Saved entries:
----

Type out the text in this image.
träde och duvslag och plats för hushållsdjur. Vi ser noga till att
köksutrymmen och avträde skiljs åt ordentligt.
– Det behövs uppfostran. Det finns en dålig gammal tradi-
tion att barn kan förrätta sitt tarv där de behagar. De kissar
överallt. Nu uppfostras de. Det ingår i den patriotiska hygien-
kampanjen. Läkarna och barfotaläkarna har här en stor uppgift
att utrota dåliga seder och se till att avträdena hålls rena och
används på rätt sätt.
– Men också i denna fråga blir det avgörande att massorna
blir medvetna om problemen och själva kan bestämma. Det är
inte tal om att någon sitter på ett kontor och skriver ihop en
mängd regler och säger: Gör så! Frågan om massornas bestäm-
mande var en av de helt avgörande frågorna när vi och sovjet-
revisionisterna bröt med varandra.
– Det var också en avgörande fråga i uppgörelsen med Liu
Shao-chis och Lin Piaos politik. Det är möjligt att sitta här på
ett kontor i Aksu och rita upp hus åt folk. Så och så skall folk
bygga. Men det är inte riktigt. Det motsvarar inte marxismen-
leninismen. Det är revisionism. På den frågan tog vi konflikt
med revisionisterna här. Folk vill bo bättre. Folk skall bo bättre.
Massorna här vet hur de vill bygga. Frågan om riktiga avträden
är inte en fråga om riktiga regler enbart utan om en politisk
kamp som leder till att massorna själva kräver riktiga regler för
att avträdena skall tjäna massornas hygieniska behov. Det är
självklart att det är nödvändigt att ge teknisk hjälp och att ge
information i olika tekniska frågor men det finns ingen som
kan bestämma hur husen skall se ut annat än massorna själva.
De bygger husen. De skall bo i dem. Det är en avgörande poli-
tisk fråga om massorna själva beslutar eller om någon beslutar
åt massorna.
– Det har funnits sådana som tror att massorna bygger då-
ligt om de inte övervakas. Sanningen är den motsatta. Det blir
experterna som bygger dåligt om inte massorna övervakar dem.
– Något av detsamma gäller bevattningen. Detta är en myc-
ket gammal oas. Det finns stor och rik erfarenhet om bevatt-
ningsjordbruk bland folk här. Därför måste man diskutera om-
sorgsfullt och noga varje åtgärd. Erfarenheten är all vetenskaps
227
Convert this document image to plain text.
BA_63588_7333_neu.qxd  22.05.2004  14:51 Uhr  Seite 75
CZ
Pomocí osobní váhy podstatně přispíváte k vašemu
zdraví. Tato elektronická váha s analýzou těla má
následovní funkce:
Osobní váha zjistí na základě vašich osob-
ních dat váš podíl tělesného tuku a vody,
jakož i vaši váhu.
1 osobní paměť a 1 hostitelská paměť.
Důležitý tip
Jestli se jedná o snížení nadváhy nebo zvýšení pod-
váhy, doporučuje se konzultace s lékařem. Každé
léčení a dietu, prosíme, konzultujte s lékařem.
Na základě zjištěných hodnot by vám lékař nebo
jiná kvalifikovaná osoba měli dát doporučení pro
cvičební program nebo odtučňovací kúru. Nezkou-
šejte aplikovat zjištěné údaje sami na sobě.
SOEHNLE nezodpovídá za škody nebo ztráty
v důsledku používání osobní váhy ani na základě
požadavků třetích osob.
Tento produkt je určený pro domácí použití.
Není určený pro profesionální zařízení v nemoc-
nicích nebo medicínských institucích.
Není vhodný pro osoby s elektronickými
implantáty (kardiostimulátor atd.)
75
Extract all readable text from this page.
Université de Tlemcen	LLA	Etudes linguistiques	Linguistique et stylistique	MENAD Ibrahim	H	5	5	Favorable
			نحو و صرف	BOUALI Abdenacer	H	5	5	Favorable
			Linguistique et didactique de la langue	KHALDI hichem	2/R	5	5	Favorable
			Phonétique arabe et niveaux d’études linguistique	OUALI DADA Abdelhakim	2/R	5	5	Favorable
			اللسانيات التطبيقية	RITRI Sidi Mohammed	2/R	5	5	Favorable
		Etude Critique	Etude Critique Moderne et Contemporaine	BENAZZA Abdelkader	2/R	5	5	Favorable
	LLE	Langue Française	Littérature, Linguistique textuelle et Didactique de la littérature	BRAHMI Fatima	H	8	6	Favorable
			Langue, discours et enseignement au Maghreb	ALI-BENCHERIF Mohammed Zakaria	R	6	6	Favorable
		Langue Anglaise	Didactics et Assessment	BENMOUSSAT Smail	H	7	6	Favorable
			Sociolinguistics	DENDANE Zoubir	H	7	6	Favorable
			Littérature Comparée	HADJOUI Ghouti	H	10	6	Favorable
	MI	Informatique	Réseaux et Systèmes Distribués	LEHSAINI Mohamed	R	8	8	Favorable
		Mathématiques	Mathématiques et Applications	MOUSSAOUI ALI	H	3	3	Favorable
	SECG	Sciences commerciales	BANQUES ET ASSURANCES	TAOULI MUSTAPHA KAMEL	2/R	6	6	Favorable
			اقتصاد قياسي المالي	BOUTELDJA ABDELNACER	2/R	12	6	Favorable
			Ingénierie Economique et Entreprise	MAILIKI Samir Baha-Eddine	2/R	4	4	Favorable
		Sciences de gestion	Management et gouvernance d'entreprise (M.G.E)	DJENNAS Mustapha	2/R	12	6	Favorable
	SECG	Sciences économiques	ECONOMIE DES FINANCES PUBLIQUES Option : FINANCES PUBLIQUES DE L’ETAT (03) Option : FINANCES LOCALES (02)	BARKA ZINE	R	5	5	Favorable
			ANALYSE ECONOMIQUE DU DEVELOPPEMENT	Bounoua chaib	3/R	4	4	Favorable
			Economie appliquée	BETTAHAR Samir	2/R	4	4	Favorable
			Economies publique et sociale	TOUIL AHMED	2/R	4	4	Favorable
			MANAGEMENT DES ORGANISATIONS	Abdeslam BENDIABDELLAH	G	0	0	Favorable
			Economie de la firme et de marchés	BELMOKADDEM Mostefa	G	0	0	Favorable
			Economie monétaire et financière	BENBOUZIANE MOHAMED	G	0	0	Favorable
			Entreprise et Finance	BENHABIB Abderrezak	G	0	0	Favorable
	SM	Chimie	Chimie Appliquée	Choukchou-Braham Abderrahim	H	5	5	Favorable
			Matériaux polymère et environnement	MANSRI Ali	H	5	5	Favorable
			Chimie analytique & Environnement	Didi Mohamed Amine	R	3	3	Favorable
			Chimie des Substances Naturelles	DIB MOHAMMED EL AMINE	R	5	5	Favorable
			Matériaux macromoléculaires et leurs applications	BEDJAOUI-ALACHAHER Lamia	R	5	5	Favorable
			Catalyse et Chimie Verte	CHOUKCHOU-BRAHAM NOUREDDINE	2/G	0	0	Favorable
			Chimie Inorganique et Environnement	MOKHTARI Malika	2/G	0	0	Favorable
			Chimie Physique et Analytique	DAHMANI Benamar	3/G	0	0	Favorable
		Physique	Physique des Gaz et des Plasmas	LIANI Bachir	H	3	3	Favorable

----

- **Written task**
Locate and copy each line in the data above that includes the word "bygger".

- **Solution to the problem**
De bygger husen. De skall bo i dem. Det är en avgörande poli-
– Det har funnits sådana som tror att massorna bygger då-
experterna som bygger dåligt om inte massorna övervakar dem.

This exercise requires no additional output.